*** Data for processing
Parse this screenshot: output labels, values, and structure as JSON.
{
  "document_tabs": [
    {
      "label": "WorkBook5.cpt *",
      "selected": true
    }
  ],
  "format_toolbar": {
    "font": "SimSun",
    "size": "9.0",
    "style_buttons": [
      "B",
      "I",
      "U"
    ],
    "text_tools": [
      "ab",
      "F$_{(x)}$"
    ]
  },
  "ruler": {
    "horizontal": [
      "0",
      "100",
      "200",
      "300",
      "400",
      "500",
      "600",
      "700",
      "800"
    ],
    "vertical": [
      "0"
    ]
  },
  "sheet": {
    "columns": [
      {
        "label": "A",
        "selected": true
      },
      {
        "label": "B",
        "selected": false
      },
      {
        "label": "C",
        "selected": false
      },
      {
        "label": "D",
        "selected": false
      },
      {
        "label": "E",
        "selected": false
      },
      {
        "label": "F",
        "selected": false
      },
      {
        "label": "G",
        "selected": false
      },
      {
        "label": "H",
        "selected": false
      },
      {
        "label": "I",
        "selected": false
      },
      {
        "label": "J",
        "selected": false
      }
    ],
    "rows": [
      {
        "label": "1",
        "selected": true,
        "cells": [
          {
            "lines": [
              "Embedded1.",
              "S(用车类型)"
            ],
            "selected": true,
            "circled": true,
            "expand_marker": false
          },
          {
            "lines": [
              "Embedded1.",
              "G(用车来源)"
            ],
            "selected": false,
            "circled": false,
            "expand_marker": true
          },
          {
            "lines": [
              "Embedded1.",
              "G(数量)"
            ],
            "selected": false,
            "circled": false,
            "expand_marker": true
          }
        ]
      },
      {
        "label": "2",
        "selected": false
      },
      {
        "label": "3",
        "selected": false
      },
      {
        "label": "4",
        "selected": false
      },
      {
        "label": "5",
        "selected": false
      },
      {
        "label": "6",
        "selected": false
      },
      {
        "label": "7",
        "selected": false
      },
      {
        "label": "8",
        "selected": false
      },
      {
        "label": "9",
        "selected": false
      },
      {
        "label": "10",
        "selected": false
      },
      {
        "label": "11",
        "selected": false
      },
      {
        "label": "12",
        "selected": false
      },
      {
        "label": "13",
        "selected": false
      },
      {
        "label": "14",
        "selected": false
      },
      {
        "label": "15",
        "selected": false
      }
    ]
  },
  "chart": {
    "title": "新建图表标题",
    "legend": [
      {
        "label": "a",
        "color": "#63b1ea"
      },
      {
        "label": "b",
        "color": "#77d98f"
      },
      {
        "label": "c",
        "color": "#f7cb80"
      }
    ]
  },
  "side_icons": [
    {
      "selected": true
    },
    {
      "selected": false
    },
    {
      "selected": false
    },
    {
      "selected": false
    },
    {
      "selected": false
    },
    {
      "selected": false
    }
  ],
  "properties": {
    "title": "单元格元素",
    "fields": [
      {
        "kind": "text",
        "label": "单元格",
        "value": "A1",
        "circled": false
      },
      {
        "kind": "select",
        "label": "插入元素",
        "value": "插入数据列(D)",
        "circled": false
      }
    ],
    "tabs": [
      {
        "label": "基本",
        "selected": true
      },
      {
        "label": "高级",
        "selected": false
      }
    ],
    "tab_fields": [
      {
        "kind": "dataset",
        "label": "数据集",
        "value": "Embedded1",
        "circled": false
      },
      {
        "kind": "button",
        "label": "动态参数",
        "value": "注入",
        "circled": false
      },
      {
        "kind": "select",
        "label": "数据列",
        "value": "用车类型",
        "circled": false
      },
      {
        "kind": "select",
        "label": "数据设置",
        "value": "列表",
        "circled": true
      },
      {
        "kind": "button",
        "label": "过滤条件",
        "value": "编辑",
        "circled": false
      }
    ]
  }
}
******
== Problem to work on ==
Set all of the entries down again, exactly as they were given.

== Task solution ==
Parse this screenshot: output labels, values, and structure as JSON.
{
  "document_tabs": [
    {
      "label": "WorkBook5.cpt *",
      "selected": true
    }
  ],
  "format_toolbar": {
    "font": "SimSun",
    "size": "9.0",
    "style_buttons": [
      "B",
      "I",
      "U"
    ],
    "text_tools": [
      "ab",
      "F$_{(x)}$"
    ]
  },
  "ruler": {
    "horizontal": [
      "0",
      "100",
      "200",
      "300",
      "400",
      "500",
      "600",
      "700",
      "800"
    ],
    "vertical": [
      "0"
    ]
  },
  "sheet": {
    "columns": [
      {
        "label": "A",
        "selected": true
      },
      {
        "label": "B",
        "selected": false
      },
      {
        "label": "C",
        "selected": false
      },
      {
        "label": "D",
        "selected": false
      },
      {
        "label": "E",
        "selected": false
      },
      {
        "label": "F",
        "selected": false
      },
      {
        "label": "G",
        "selected": false
      },
      {
        "label": "H",
        "selected": false
      },
      {
        "label": "I",
        "selected": false
      },
      {
        "label": "J",
        "selected": false
      }
    ],
    "rows": [
      {
        "label": "1",
        "selected": true,
        "cells": [
          {
            "lines": [
              "Embedded1.",
              "S(用车类型)"
            ],
            "selected": true,
            "circled": true,
            "expand_marker": false
          },
          {
            "lines": [
              "Embedded1.",
              "G(用车来源)"
            ],
            "selected": false,
            "circled": false,
            "expand_marker": true
          },
          {
            "lines": [
              "Embedded1.",
              "G(数量)"
            ],
            "selected": false,
            "circled": false,
            "expand_marker": true
          }
        ]
      },
      {
        "label": "2",
        "selected": false
      },
      {
        "label": "3",
        "selected": false
      },
      {
        "label": "4",
        "selected": false
      },
      {
        "label": "5",
        "selected": false
      },
      {
        "label": "6",
        "selected": false
      },
      {
        "label": "7",
        "selected": false
      },
      {
        "label": "8",
        "selected": false
      },
      {
        "label": "9",
        "selected": false
      },
      {
        "label": "10",
        "selected": false
      },
      {
        "label": "11",
        "selected": false
      },
      {
        "label": "12",
        "selected": false
      },
      {
        "label": "13",
        "selected": false
      },
      {
        "label": "14",
        "selected": false
      },
      {
        "label": "15",
        "selected": false
      }
    ]
  },
  "chart": {
    "title": "新建图表标题",
    "legend": [
      {
        "label": "a",
        "color": "#63b1ea"
      },
      {
        "label": "b",
        "color": "#77d98f"
      },
      {
        "label": "c",
        "color": "#f7cb80"
      }
    ]
  },
  "side_icons": [
    {
      "selected": true
    },
    {
      "selected": false
    },
    {
      "selected": false
    },
    {
      "selected": false
    },
    {
      "selected": false
    },
    {
      "selected": false
    }
  ],
  "properties": {
    "title": "单元格元素",
    "fields": [
      {
        "kind": "text",
        "label": "单元格",
        "value": "A1",
        "circled": false
      },
      {
        "kind": "select",
        "label": "插入元素",
        "value": "插入数据列(D)",
        "circled": false
      }
    ],
    "tabs": [
      {
        "label": "基本",
        "selected": true
      },
      {
        "label": "高级",
        "selected": false
      }
    ],
    "tab_fields": [
      {
        "kind": "dataset",
        "label": "数据集",
        "value": "Embedded1",
        "circled": false
      },
      {
        "kind": "button",
        "label": "动态参数",
        "value": "注入",
        "circled": false
      },
      {
        "kind": "select",
        "label": "数据列",
        "value": "用车类型",
        "circled": false
      },
      {
        "kind": "select",
        "label": "数据设置",
        "value": "列表",
        "circled": true
      },
      {
        "kind": "button",
        "label": "过滤条件",
        "value": "编辑",
        "circled": false
      }
    ]
  }
}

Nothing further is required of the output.